Write the material out again in full, word for word. Do not include the pictures.

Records
..........

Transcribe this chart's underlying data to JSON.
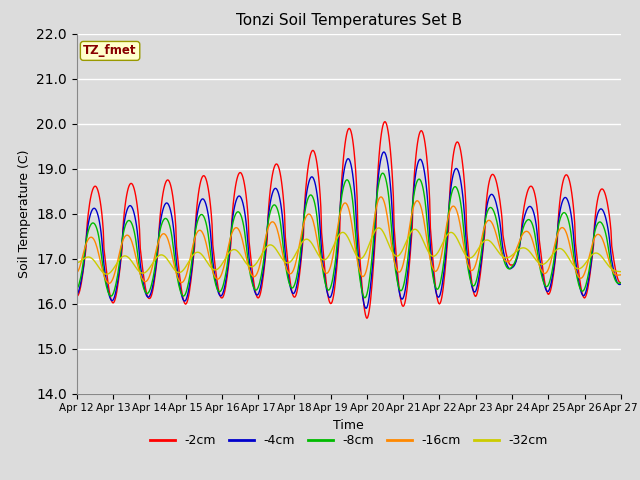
{
  "title": "Tonzi Soil Temperatures Set B",
  "xlabel": "Time",
  "ylabel": "Soil Temperature (C)",
  "ylim": [
    14.0,
    22.0
  ],
  "yticks": [
    14.0,
    15.0,
    16.0,
    17.0,
    18.0,
    19.0,
    20.0,
    21.0,
    22.0
  ],
  "xtick_labels": [
    "Apr 12",
    "Apr 13",
    "Apr 14",
    "Apr 15",
    "Apr 16",
    "Apr 17",
    "Apr 18",
    "Apr 19",
    "Apr 20",
    "Apr 21",
    "Apr 22",
    "Apr 23",
    "Apr 24",
    "Apr 25",
    "Apr 26",
    "Apr 27"
  ],
  "background_color": "#dcdcdc",
  "plot_bg_color": "#dcdcdc",
  "legend_label": "TZ_fmet",
  "legend_bg": "#ffffcc",
  "legend_border": "#999900",
  "series_colors": [
    "#ff0000",
    "#0000cc",
    "#00bb00",
    "#ff8800",
    "#cccc00"
  ],
  "series_labels": [
    "-2cm",
    "-4cm",
    "-8cm",
    "-16cm",
    "-32cm"
  ],
  "n_points": 721
}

..........

▸ **Output for this exercise**
Transcribe this chart's underlying data to JSON.
{
  "title": "Tonzi Soil Temperatures Set B",
  "xlabel": "Time",
  "ylabel": "Soil Temperature (C)",
  "ylim": [
    14.0,
    22.0
  ],
  "yticks": [
    14.0,
    15.0,
    16.0,
    17.0,
    18.0,
    19.0,
    20.0,
    21.0,
    22.0
  ],
  "xtick_labels": [
    "Apr 12",
    "Apr 13",
    "Apr 14",
    "Apr 15",
    "Apr 16",
    "Apr 17",
    "Apr 18",
    "Apr 19",
    "Apr 20",
    "Apr 21",
    "Apr 22",
    "Apr 23",
    "Apr 24",
    "Apr 25",
    "Apr 26",
    "Apr 27"
  ],
  "background_color": "#dcdcdc",
  "plot_bg_color": "#dcdcdc",
  "legend_label": "TZ_fmet",
  "legend_bg": "#ffffcc",
  "legend_border": "#999900",
  "series_colors": [
    "#ff0000",
    "#0000cc",
    "#00bb00",
    "#ff8800",
    "#cccc00"
  ],
  "series_labels": [
    "-2cm",
    "-4cm",
    "-8cm",
    "-16cm",
    "-32cm"
  ],
  "n_points": 721
}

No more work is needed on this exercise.